● PROVIDED RECORDS:
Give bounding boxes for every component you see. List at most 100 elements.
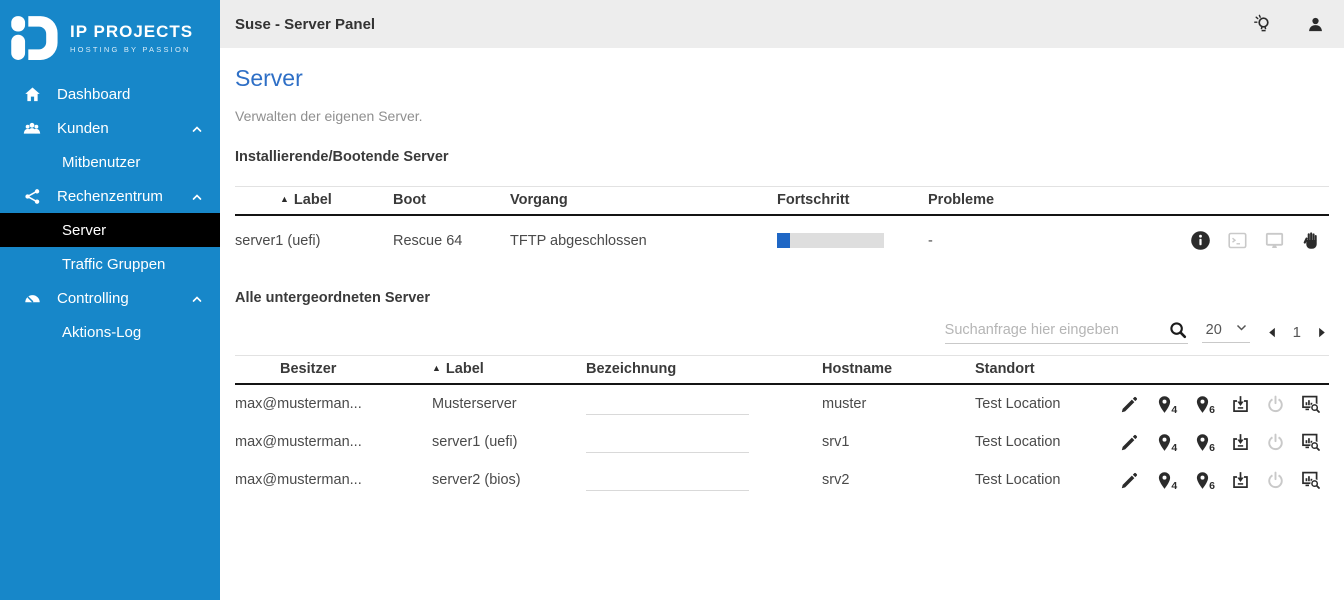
search-icon[interactable] <box>1168 320 1188 340</box>
sidebar-nav: Dashboard Kunden Mitbenutzer <box>0 77 220 349</box>
monitoring-icon[interactable] <box>1301 394 1321 414</box>
chevron-up-icon <box>191 190 203 207</box>
cell-hostname: muster <box>822 384 975 423</box>
sidebar-item-label: Mitbenutzer <box>62 154 140 171</box>
cell-label: server1 (uefi) <box>432 423 586 461</box>
column-header-hostname[interactable]: Hostname <box>822 356 975 385</box>
brand-logo[interactable]: IP PROJECTS HOSTING BY PASSION <box>0 0 220 75</box>
bezeichnung-input[interactable] <box>586 469 749 491</box>
sidebar-item-rechenzentrum[interactable]: Rechenzentrum <box>0 179 220 213</box>
ipv4-pin-icon[interactable]: 4 <box>1155 433 1177 452</box>
ipv6-pin-icon[interactable]: 6 <box>1193 471 1215 490</box>
search-input[interactable] <box>945 322 1168 338</box>
section-title-installing: Installierende/Bootende Server <box>235 149 1329 165</box>
bezeichnung-input[interactable] <box>586 431 749 453</box>
installing-servers-table: ▲Label Boot Vorgang Fortschritt Probleme… <box>235 186 1329 265</box>
ipv6-badge: 6 <box>1209 404 1215 416</box>
table-controls: 20 1 <box>235 316 1329 348</box>
install-icon[interactable] <box>1231 471 1250 490</box>
sidebar-item-label: Traffic Gruppen <box>62 256 165 273</box>
brand-name: IP PROJECTS <box>70 22 193 42</box>
table-row: max@musterman... server2 (bios) srv2 Tes… <box>235 461 1329 499</box>
sidebar-item-label: Kunden <box>57 120 109 137</box>
column-header-probleme[interactable]: Probleme <box>928 187 1058 216</box>
column-header-vorgang[interactable]: Vorgang <box>510 187 777 216</box>
cell-standort: Test Location <box>975 423 1120 461</box>
sidebar-item-label: Aktions-Log <box>62 324 141 341</box>
cell-probleme: - <box>928 215 1058 265</box>
sidebar: IP PROJECTS HOSTING BY PASSION Dashboard <box>0 0 220 600</box>
cell-besitzer: max@musterman... <box>235 384 432 423</box>
chevron-up-icon <box>191 122 203 139</box>
prev-page-icon[interactable] <box>1265 325 1280 340</box>
edit-pencil-icon[interactable] <box>1120 395 1139 414</box>
sidebar-item-controlling[interactable]: Controlling <box>0 281 220 315</box>
all-servers-table: Besitzer ▲Label Bezeichnung Hostname Sta… <box>235 355 1329 499</box>
monitor-icon[interactable] <box>1264 230 1285 251</box>
power-icon[interactable] <box>1266 471 1285 490</box>
column-header-bezeichnung[interactable]: Bezeichnung <box>586 356 822 385</box>
cell-besitzer: max@musterman... <box>235 461 432 499</box>
sidebar-item-traffic-gruppen[interactable]: Traffic Gruppen <box>0 247 220 281</box>
brand-tagline: HOSTING BY PASSION <box>70 45 193 54</box>
cell-standort: Test Location <box>975 384 1120 423</box>
edit-pencil-icon[interactable] <box>1120 471 1139 490</box>
sidebar-item-label: Dashboard <box>57 86 130 103</box>
ipv4-pin-icon[interactable]: 4 <box>1155 471 1177 490</box>
cell-hostname: srv1 <box>822 423 975 461</box>
sidebar-item-aktions-log[interactable]: Aktions-Log <box>0 315 220 349</box>
terminal-icon[interactable] <box>1227 230 1248 251</box>
install-icon[interactable] <box>1231 433 1250 452</box>
column-header-besitzer[interactable]: Besitzer <box>235 356 432 385</box>
sidebar-item-dashboard[interactable]: Dashboard <box>0 77 220 111</box>
sidebar-item-server[interactable]: Server <box>0 213 220 247</box>
edit-pencil-icon[interactable] <box>1120 433 1139 452</box>
current-page: 1 <box>1293 324 1301 341</box>
monitoring-icon[interactable] <box>1301 470 1321 490</box>
ipv4-badge: 4 <box>1171 480 1177 492</box>
topbar: Suse - Server Panel <box>220 0 1344 48</box>
hand-stop-icon[interactable] <box>1301 231 1321 251</box>
window-title: Suse - Server Panel <box>235 16 375 33</box>
sidebar-item-mitbenutzer[interactable]: Mitbenutzer <box>0 145 220 179</box>
page-subtitle: Verwalten der eigenen Server. <box>235 108 1329 124</box>
column-header-label[interactable]: ▲Label <box>432 356 586 385</box>
table-row: max@musterman... Musterserver muster Tes… <box>235 384 1329 423</box>
ipv6-badge: 6 <box>1209 480 1215 492</box>
power-icon[interactable] <box>1266 395 1285 414</box>
section-title-all-servers: Alle untergeordneten Server <box>235 290 1329 306</box>
page-title: Server <box>235 65 1329 92</box>
column-header-standort[interactable]: Standort <box>975 356 1120 385</box>
column-header-boot[interactable]: Boot <box>393 187 510 216</box>
page-size-select[interactable]: 20 <box>1202 321 1250 343</box>
next-page-icon[interactable] <box>1314 325 1329 340</box>
server-panel-app: IP PROJECTS HOSTING BY PASSION Dashboard <box>0 0 1344 600</box>
user-icon[interactable] <box>1304 13 1326 35</box>
users-icon <box>22 118 42 138</box>
ipv4-badge: 4 <box>1171 404 1177 416</box>
monitoring-icon[interactable] <box>1301 432 1321 452</box>
gauge-icon <box>22 288 42 308</box>
cell-boot: Rescue 64 <box>393 215 510 265</box>
home-icon <box>22 84 42 104</box>
column-header-fortschritt[interactable]: Fortschritt <box>777 187 928 216</box>
ipv4-pin-icon[interactable]: 4 <box>1155 395 1177 414</box>
sidebar-item-kunden[interactable]: Kunden <box>0 111 220 145</box>
column-header-label[interactable]: ▲Label <box>235 187 393 216</box>
ipv6-pin-icon[interactable]: 6 <box>1193 433 1215 452</box>
cell-label: server2 (bios) <box>432 461 586 499</box>
bezeichnung-input[interactable] <box>586 393 749 415</box>
cell-besitzer: max@musterman... <box>235 423 432 461</box>
cell-vorgang: TFTP abgeschlossen <box>510 215 777 265</box>
info-icon[interactable] <box>1190 230 1211 251</box>
ipprojects-logo-icon <box>8 12 60 64</box>
lightbulb-icon[interactable] <box>1252 13 1274 35</box>
sidebar-item-label: Rechenzentrum <box>57 188 163 205</box>
power-icon[interactable] <box>1266 433 1285 452</box>
progress-bar <box>777 233 884 248</box>
main-area: Suse - Server Panel <box>220 0 1344 600</box>
install-icon[interactable] <box>1231 395 1250 414</box>
ipv6-pin-icon[interactable]: 6 <box>1193 395 1215 414</box>
sidebar-item-label: Server <box>62 222 106 239</box>
sort-asc-icon: ▲ <box>280 194 289 204</box>
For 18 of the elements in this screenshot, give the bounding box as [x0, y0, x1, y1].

● YOUR TASK:
Copy out the listing above line for line, omitting the pictures.

● ANSWER TO THIS EXERCISE:
Give bounding boxes for every component you see. List at most 100 elements.
search-icon[interactable] <box>1168 320 1188 340</box>
sidebar-nav: Dashboard Kunden Mitbenutzer <box>0 77 220 349</box>
monitoring-icon[interactable] <box>1301 394 1321 414</box>
chevron-up-icon <box>191 190 203 207</box>
cell-hostname: muster <box>822 384 975 423</box>
sidebar-item-label: Mitbenutzer <box>62 154 140 171</box>
cell-label: server1 (uefi) <box>432 423 586 461</box>
column-header-hostname[interactable]: Hostname <box>822 356 975 385</box>
brand-logo[interactable]: IP PROJECTS HOSTING BY PASSION <box>0 0 220 75</box>
bezeichnung-input[interactable] <box>586 469 749 491</box>
sidebar-item-rechenzentrum[interactable]: Rechenzentrum <box>0 179 220 213</box>
ipv4-pin-icon[interactable]: 4 <box>1155 433 1177 452</box>
ipv6-pin-icon[interactable]: 6 <box>1193 471 1215 490</box>
search-input[interactable] <box>945 322 1168 338</box>
section-title-installing: Installierende/Bootende Server <box>235 149 1329 165</box>
bezeichnung-input[interactable] <box>586 431 749 453</box>
installing-servers-table: ▲Label Boot Vorgang Fortschritt Probleme… <box>235 186 1329 265</box>
ipv6-badge: 6 <box>1209 404 1215 416</box>
table-controls: 20 1 <box>235 316 1329 348</box>
install-icon[interactable] <box>1231 471 1250 490</box>
sidebar-item-label: Traffic Gruppen <box>62 256 165 273</box>
brand-name: IP PROJECTS <box>70 22 193 42</box>
table-row: max@musterman... server2 (bios) srv2 Tes… <box>235 461 1329 499</box>
sidebar-item-label: Kunden <box>57 120 109 137</box>
column-header-probleme[interactable]: Probleme <box>928 187 1058 216</box>
column-header-vorgang[interactable]: Vorgang <box>510 187 777 216</box>
cell-standort: Test Location <box>975 423 1120 461</box>
sidebar-item-label: Aktions-Log <box>62 324 141 341</box>
cell-probleme: - <box>928 215 1058 265</box>
sidebar: IP PROJECTS HOSTING BY PASSION Dashboard <box>0 0 220 600</box>
cell-besitzer: max@musterman... <box>235 384 432 423</box>
chevron-up-icon <box>191 122 203 139</box>
prev-page-icon[interactable] <box>1265 325 1280 340</box>
edit-pencil-icon[interactable] <box>1120 395 1139 414</box>
sidebar-item-controlling[interactable]: Controlling <box>0 281 220 315</box>
all-servers-table: Besitzer ▲Label Bezeichnung Hostname Sta… <box>235 355 1329 499</box>
monitor-icon[interactable] <box>1264 230 1285 251</box>
power-icon[interactable] <box>1266 471 1285 490</box>
column-header-bezeichnung[interactable]: Bezeichnung <box>586 356 822 385</box>
cell-besitzer: max@musterman... <box>235 461 432 499</box>
sidebar-item-traffic-gruppen[interactable]: Traffic Gruppen <box>0 247 220 281</box>
brand-tagline: HOSTING BY PASSION <box>70 45 193 54</box>
cell-standort: Test Location <box>975 384 1120 423</box>
edit-pencil-icon[interactable] <box>1120 471 1139 490</box>
sidebar-item-label: Dashboard <box>57 86 130 103</box>
ipv4-pin-icon[interactable]: 4 <box>1155 471 1177 490</box>
cell-hostname: srv1 <box>822 423 975 461</box>
sidebar-item-aktions-log[interactable]: Aktions-Log <box>0 315 220 349</box>
terminal-icon[interactable] <box>1227 230 1248 251</box>
install-icon[interactable] <box>1231 433 1250 452</box>
column-header-besitzer[interactable]: Besitzer <box>235 356 432 385</box>
sidebar-item-dashboard[interactable]: Dashboard <box>0 77 220 111</box>
sidebar-item-server[interactable]: Server <box>0 213 220 247</box>
edit-pencil-icon[interactable] <box>1120 433 1139 452</box>
current-page: 1 <box>1293 324 1301 341</box>
monitoring-icon[interactable] <box>1301 470 1321 490</box>
ipv4-badge: 4 <box>1171 480 1177 492</box>
topbar: Suse - Server Panel <box>220 0 1344 48</box>
hand-stop-icon[interactable] <box>1301 231 1321 251</box>
window-title: Suse - Server Panel <box>235 16 375 33</box>
sidebar-item-mitbenutzer[interactable]: Mitbenutzer <box>0 145 220 179</box>
page-subtitle: Verwalten der eigenen Server. <box>235 108 1329 124</box>
column-header-label[interactable]: ▲Label <box>432 356 586 385</box>
table-row: max@musterman... Musterserver muster Tes… <box>235 384 1329 423</box>
ipv6-badge: 6 <box>1209 480 1215 492</box>
power-icon[interactable] <box>1266 395 1285 414</box>
section-title-all-servers: Alle untergeordneten Server <box>235 290 1329 306</box>
page-title: Server <box>235 65 1329 92</box>
column-header-standort[interactable]: Standort <box>975 356 1120 385</box>
column-header-boot[interactable]: Boot <box>393 187 510 216</box>
page-size-select[interactable]: 20 <box>1202 321 1250 343</box>
next-page-icon[interactable] <box>1314 325 1329 340</box>
server-panel-app: IP PROJECTS HOSTING BY PASSION Dashboard <box>0 0 1344 600</box>
user-icon[interactable] <box>1304 13 1326 35</box>
users-icon <box>22 118 42 138</box>
ipv4-badge: 4 <box>1171 404 1177 416</box>
monitoring-icon[interactable] <box>1301 432 1321 452</box>
gauge-icon <box>22 288 42 308</box>
cell-boot: Rescue 64 <box>393 215 510 265</box>
home-icon <box>22 84 42 104</box>
column-header-fortschritt[interactable]: Fortschritt <box>777 187 928 216</box>
ipv4-pin-icon[interactable]: 4 <box>1155 395 1177 414</box>
sidebar-item-kunden[interactable]: Kunden <box>0 111 220 145</box>
column-header-label[interactable]: ▲Label <box>235 187 393 216</box>
ipv6-pin-icon[interactable]: 6 <box>1193 433 1215 452</box>
cell-label: server2 (bios) <box>432 461 586 499</box>
bezeichnung-input[interactable] <box>586 393 749 415</box>
cell-besitzer: max@musterman... <box>235 423 432 461</box>
cell-vorgang: TFTP abgeschlossen <box>510 215 777 265</box>
info-icon[interactable] <box>1190 230 1211 251</box>
ipprojects-logo-icon <box>8 12 60 64</box>
lightbulb-icon[interactable] <box>1252 13 1274 35</box>
sidebar-item-label: Rechenzentrum <box>57 188 163 205</box>
power-icon[interactable] <box>1266 433 1285 452</box>
progress-bar <box>777 233 884 248</box>
main-area: Suse - Server Panel <box>220 0 1344 600</box>
install-icon[interactable] <box>1231 395 1250 414</box>
ipv6-pin-icon[interactable]: 6 <box>1193 395 1215 414</box>
sidebar-item-label: Server <box>62 222 106 239</box>
sort-asc-icon: ▲ <box>280 194 289 204</box>
For 18 of the elements in this screenshot, give the bounding box as [x0, y0, x1, y1].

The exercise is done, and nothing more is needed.